--- start ---

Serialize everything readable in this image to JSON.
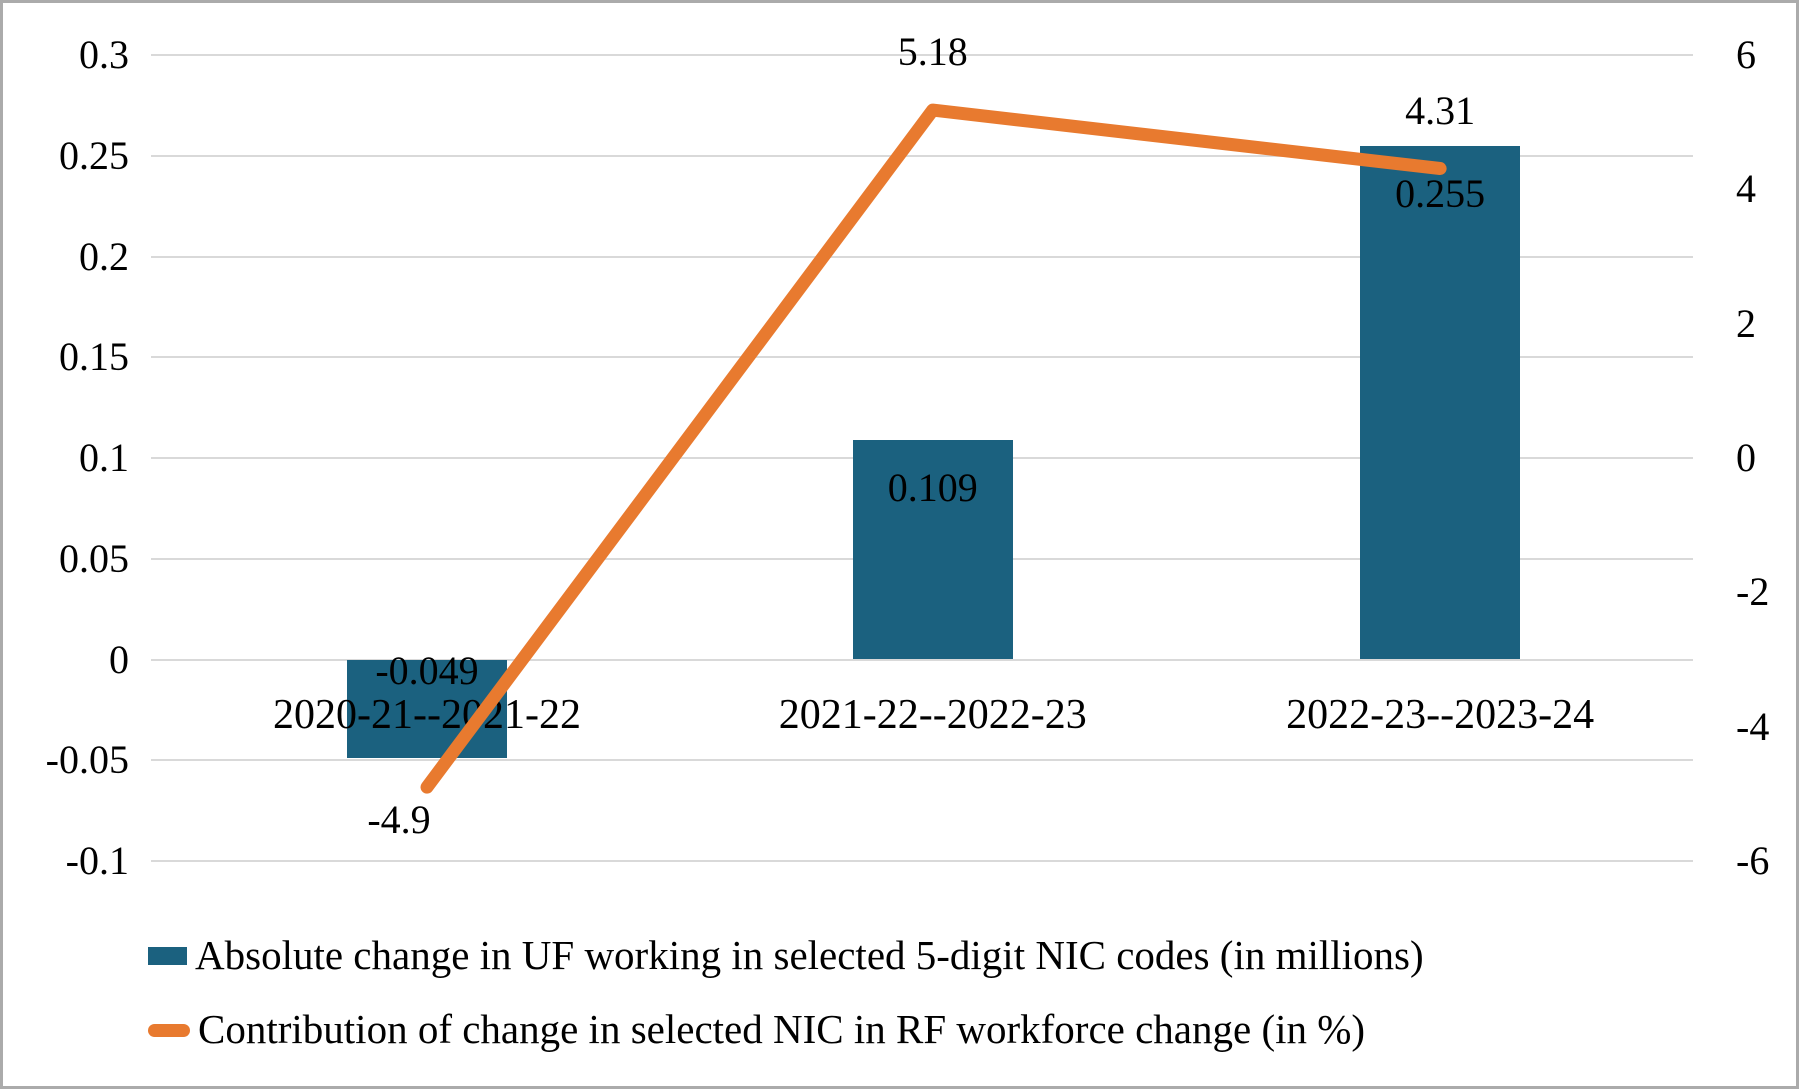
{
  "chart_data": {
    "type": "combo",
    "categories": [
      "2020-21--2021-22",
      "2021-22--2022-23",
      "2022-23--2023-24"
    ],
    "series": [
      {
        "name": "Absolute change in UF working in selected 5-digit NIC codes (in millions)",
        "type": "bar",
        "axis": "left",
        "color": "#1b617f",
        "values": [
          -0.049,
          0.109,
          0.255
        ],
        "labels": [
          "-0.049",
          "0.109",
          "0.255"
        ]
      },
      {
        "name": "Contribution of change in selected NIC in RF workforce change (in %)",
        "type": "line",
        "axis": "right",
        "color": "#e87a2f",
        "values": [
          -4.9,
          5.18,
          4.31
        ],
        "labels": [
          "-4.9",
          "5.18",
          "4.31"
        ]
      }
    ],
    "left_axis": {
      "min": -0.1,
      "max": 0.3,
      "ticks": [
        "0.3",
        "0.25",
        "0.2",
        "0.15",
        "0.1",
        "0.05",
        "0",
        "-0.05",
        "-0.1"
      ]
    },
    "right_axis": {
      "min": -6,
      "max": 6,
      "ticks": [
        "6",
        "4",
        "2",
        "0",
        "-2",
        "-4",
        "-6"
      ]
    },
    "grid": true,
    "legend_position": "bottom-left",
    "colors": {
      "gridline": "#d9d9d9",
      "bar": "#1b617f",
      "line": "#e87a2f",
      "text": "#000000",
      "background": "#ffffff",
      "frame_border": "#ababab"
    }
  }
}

--- end ---

Task requirements.
From the entries above, copy out every line where the string "selected" appears.

Output for this task.
        "name": "Absolute change in UF working in selected 5-digit NIC codes (in millions)",
        "name": "Contribution of change in selected NIC in RF workforce change (in %)",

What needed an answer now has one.